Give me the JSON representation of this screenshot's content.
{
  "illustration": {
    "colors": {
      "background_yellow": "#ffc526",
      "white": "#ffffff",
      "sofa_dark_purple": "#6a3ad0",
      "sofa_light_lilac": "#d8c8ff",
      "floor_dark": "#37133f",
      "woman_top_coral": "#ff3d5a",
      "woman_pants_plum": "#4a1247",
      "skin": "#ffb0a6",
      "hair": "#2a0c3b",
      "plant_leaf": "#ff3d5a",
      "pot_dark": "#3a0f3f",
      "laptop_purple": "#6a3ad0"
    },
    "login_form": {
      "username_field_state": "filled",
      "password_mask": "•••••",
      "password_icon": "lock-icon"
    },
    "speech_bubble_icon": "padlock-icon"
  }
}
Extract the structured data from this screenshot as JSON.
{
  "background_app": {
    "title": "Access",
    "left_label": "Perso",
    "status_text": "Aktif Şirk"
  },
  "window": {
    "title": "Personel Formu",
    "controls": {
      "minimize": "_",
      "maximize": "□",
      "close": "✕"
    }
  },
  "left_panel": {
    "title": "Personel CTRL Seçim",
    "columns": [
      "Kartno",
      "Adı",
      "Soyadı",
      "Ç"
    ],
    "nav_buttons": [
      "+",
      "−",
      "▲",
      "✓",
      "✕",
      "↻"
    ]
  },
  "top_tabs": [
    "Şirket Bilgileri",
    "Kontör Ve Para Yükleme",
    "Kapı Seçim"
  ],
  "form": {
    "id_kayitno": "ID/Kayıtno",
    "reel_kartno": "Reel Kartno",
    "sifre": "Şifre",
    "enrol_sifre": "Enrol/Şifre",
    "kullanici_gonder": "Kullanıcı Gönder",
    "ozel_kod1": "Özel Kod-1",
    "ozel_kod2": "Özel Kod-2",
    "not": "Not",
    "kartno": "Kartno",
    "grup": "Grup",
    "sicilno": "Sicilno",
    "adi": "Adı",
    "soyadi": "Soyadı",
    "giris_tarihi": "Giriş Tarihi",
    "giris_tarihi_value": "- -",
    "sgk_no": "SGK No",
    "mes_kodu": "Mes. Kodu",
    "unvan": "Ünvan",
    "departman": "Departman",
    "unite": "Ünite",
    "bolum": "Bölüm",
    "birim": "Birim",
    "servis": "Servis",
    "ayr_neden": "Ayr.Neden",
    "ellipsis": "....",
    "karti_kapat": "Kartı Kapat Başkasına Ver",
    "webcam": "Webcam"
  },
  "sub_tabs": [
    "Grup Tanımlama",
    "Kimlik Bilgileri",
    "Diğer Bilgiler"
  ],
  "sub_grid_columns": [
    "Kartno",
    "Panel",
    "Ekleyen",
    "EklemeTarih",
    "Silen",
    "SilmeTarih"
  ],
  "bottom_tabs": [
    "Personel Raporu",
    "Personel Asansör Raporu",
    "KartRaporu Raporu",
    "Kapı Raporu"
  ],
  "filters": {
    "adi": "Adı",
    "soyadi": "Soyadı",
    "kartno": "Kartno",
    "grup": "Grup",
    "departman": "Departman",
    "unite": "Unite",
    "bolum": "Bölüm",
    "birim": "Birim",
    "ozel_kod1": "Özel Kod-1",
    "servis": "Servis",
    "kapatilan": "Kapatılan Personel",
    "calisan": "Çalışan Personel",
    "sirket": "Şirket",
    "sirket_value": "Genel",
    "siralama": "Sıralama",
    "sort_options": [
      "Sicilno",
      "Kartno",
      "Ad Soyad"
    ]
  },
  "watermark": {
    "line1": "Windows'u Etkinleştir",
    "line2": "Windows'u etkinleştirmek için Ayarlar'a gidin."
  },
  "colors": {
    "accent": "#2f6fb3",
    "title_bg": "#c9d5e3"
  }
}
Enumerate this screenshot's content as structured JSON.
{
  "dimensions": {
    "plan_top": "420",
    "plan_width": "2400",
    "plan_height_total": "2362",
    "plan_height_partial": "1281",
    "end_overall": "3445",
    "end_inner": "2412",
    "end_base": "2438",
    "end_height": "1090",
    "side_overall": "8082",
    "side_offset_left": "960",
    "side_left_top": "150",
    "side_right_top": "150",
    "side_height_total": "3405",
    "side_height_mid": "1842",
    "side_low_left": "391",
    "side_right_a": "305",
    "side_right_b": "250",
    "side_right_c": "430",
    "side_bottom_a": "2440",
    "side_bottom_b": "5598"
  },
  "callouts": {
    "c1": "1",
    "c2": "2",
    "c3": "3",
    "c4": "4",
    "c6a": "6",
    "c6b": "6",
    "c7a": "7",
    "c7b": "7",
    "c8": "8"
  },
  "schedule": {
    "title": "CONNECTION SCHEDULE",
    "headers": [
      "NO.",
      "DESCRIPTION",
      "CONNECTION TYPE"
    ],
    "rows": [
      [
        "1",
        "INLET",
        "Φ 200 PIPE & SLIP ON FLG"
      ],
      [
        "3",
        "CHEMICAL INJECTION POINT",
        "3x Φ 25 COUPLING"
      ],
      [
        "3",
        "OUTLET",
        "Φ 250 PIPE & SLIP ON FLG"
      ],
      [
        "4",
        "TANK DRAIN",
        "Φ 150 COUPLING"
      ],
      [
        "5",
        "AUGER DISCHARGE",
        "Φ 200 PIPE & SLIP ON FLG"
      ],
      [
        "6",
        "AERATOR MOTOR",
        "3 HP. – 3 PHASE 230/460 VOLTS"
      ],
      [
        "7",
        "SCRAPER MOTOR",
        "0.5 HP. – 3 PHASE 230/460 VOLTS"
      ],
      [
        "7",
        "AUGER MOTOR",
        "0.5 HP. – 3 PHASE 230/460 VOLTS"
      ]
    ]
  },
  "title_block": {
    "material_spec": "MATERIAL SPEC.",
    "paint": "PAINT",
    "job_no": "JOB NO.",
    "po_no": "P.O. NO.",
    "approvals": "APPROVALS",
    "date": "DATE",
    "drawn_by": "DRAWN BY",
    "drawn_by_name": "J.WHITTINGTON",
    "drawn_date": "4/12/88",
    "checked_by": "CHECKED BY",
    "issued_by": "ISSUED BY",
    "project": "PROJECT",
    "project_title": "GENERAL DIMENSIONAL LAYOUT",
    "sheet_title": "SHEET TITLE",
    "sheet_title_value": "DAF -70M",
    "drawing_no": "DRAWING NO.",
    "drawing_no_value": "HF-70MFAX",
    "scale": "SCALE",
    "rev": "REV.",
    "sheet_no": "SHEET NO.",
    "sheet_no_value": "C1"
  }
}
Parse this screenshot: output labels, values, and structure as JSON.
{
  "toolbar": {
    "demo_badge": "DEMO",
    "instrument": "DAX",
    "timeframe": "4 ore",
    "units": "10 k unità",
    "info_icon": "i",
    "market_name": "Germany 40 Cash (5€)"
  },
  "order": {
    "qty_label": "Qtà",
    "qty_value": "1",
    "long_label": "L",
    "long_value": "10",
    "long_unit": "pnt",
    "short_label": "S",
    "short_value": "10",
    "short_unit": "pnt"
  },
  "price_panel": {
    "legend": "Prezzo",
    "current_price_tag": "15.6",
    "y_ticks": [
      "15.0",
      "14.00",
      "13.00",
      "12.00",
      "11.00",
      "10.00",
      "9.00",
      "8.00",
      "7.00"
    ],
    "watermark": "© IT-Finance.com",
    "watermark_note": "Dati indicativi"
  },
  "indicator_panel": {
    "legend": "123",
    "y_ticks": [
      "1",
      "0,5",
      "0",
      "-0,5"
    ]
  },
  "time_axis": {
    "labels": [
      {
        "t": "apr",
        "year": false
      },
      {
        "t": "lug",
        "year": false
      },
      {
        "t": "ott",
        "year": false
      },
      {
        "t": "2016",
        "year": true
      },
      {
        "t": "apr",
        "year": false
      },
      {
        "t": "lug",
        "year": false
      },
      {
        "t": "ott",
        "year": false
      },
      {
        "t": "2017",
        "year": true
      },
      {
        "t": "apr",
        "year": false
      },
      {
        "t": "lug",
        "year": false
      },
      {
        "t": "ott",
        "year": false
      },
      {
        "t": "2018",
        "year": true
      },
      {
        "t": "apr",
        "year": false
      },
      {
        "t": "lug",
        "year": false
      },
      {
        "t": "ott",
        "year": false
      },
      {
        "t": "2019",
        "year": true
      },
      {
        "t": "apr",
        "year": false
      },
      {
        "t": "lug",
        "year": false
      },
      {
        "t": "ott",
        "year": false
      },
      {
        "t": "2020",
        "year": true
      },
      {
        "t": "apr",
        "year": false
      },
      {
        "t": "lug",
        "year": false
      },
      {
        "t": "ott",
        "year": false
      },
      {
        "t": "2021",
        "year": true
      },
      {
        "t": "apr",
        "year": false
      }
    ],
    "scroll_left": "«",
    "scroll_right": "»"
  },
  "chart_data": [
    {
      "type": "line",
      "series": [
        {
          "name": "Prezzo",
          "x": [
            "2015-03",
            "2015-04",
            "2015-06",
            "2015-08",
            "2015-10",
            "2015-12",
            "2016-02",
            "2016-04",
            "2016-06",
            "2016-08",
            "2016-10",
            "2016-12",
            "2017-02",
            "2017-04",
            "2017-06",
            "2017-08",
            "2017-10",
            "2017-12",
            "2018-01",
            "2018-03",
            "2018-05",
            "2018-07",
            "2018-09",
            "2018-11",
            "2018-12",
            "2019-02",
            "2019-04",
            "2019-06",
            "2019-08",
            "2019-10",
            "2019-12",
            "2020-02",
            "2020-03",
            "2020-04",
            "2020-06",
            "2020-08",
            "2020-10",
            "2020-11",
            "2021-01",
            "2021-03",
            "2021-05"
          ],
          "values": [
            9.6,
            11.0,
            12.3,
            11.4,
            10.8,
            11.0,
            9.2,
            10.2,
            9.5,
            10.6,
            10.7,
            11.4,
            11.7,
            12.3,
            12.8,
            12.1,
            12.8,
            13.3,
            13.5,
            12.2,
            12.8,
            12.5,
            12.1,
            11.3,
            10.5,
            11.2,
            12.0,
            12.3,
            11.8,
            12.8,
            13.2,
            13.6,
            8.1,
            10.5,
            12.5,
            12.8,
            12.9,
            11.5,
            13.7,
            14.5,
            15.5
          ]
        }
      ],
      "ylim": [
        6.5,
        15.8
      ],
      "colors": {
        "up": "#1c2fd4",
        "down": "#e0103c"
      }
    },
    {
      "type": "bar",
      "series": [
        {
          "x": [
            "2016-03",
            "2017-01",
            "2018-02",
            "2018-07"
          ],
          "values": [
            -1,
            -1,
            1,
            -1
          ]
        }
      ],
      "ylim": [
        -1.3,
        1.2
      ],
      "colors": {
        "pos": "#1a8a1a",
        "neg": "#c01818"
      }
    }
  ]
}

## OBJECTIVE
From the data above, work out how many lines contain the string "Seçim" and reply with only the number.

## OUTPUT OF THE TASK
2